**DATA:**
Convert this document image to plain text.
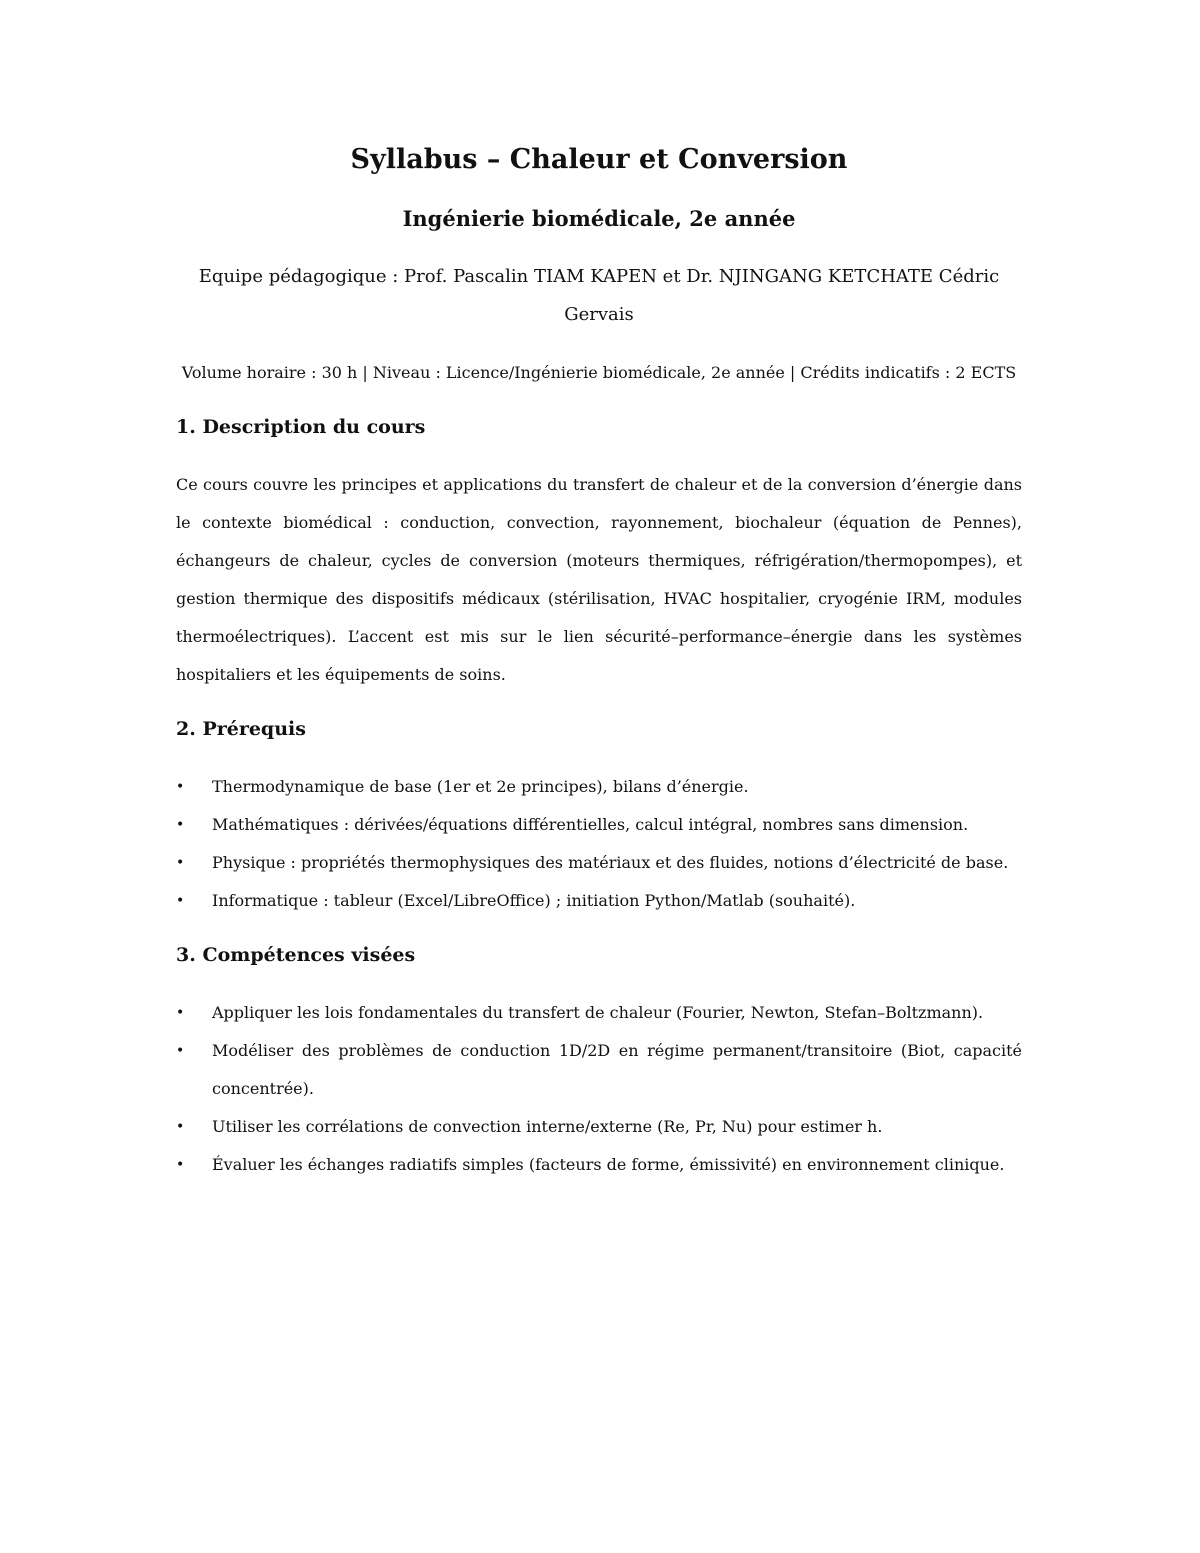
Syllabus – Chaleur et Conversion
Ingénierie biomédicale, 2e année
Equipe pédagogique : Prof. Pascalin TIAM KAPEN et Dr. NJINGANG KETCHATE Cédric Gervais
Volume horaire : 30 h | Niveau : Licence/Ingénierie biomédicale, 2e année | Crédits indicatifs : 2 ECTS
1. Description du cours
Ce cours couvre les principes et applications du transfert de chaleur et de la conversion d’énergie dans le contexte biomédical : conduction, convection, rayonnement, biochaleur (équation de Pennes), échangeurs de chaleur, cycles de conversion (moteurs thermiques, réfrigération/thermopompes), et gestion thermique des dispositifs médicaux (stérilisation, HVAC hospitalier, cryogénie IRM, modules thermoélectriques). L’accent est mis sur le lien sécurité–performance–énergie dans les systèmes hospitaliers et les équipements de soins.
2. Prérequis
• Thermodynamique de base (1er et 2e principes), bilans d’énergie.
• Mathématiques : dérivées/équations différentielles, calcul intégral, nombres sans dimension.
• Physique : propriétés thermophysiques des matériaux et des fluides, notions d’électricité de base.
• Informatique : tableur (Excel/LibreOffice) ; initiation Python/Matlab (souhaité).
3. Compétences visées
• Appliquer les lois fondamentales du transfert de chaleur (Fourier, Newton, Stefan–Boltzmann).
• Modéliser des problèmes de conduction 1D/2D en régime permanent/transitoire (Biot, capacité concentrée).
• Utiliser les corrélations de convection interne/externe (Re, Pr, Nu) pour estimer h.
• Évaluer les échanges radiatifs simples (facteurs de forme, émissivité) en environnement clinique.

**WHAT YOU ARE ASKED TO DO:** Extract every line above that contains the word "biomédicale".

**SOLUTION FOR THIS EXERCISE:**
Ingénierie biomédicale, 2e année
Volume horaire : 30 h | Niveau : Licence/Ingénierie biomédicale, 2e année | Crédits indicatifs : 2 ECTS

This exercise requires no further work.